> [TASK DESCRIPTION]:
Restate, word for word, all of the material shown below.

─── RECORDS FOR THE TASK

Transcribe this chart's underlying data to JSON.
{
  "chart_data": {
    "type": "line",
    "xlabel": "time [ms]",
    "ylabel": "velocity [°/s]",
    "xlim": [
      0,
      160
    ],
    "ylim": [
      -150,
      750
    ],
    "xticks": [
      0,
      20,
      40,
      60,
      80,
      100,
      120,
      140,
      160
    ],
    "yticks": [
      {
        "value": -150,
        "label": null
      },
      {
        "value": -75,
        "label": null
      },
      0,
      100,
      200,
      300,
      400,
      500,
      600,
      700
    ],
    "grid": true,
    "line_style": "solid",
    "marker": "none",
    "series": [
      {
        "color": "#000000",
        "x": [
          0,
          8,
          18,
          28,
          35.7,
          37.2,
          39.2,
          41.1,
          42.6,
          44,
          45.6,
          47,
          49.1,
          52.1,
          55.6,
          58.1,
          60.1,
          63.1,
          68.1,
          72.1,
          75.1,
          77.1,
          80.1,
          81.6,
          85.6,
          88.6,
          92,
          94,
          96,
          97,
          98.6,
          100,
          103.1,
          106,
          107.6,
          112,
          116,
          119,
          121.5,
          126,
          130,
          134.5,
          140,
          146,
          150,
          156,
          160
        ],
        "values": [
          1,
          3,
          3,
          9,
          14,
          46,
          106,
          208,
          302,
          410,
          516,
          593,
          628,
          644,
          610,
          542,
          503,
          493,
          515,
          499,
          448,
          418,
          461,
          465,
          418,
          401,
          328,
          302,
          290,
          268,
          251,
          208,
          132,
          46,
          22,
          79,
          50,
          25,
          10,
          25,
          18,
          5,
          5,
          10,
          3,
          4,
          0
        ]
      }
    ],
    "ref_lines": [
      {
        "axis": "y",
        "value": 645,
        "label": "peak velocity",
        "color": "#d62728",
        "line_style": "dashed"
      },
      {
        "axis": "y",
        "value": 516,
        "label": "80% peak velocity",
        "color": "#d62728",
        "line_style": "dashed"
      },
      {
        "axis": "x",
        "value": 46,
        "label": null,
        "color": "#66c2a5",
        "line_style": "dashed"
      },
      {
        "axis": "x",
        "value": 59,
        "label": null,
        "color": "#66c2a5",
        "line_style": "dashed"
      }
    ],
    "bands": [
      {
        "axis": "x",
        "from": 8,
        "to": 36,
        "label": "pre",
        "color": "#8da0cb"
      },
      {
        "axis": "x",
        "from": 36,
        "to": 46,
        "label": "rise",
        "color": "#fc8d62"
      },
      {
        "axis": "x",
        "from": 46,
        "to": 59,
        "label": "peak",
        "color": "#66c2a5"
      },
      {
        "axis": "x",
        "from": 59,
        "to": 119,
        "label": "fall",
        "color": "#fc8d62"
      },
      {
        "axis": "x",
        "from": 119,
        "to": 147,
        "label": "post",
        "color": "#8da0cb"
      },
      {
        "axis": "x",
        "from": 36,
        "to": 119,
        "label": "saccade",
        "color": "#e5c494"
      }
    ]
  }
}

──────

> [SOLUTION BELOW]:
Transcribe this chart's underlying data to JSON.
{
  "chart_data": {
    "type": "line",
    "xlabel": "time [ms]",
    "ylabel": "velocity [°/s]",
    "xlim": [
      0,
      160
    ],
    "ylim": [
      -150,
      750
    ],
    "xticks": [
      0,
      20,
      40,
      60,
      80,
      100,
      120,
      140,
      160
    ],
    "yticks": [
      {
        "value": -150,
        "label": null
      },
      {
        "value": -75,
        "label": null
      },
      0,
      100,
      200,
      300,
      400,
      500,
      600,
      700
    ],
    "grid": true,
    "line_style": "solid",
    "marker": "none",
    "series": [
      {
        "color": "#000000",
        "x": [
          0,
          8,
          18,
          28,
          35.7,
          37.2,
          39.2,
          41.1,
          42.6,
          44,
          45.6,
          47,
          49.1,
          52.1,
          55.6,
          58.1,
          60.1,
          63.1,
          68.1,
          72.1,
          75.1,
          77.1,
          80.1,
          81.6,
          85.6,
          88.6,
          92,
          94,
          96,
          97,
          98.6,
          100,
          103.1,
          106,
          107.6,
          112,
          116,
          119,
          121.5,
          126,
          130,
          134.5,
          140,
          146,
          150,
          156,
          160
        ],
        "values": [
          1,
          3,
          3,
          9,
          14,
          46,
          106,
          208,
          302,
          410,
          516,
          593,
          628,
          644,
          610,
          542,
          503,
          493,
          515,
          499,
          448,
          418,
          461,
          465,
          418,
          401,
          328,
          302,
          290,
          268,
          251,
          208,
          132,
          46,
          22,
          79,
          50,
          25,
          10,
          25,
          18,
          5,
          5,
          10,
          3,
          4,
          0
        ]
      }
    ],
    "ref_lines": [
      {
        "axis": "y",
        "value": 645,
        "label": "peak velocity",
        "color": "#d62728",
        "line_style": "dashed"
      },
      {
        "axis": "y",
        "value": 516,
        "label": "80% peak velocity",
        "color": "#d62728",
        "line_style": "dashed"
      },
      {
        "axis": "x",
        "value": 46,
        "label": null,
        "color": "#66c2a5",
        "line_style": "dashed"
      },
      {
        "axis": "x",
        "value": 59,
        "label": null,
        "color": "#66c2a5",
        "line_style": "dashed"
      }
    ],
    "bands": [
      {
        "axis": "x",
        "from": 8,
        "to": 36,
        "label": "pre",
        "color": "#8da0cb"
      },
      {
        "axis": "x",
        "from": 36,
        "to": 46,
        "label": "rise",
        "color": "#fc8d62"
      },
      {
        "axis": "x",
        "from": 46,
        "to": 59,
        "label": "peak",
        "color": "#66c2a5"
      },
      {
        "axis": "x",
        "from": 59,
        "to": 119,
        "label": "fall",
        "color": "#fc8d62"
      },
      {
        "axis": "x",
        "from": 119,
        "to": 147,
        "label": "post",
        "color": "#8da0cb"
      },
      {
        "axis": "x",
        "from": 36,
        "to": 119,
        "label": "saccade",
        "color": "#e5c494"
      }
    ]
  }
}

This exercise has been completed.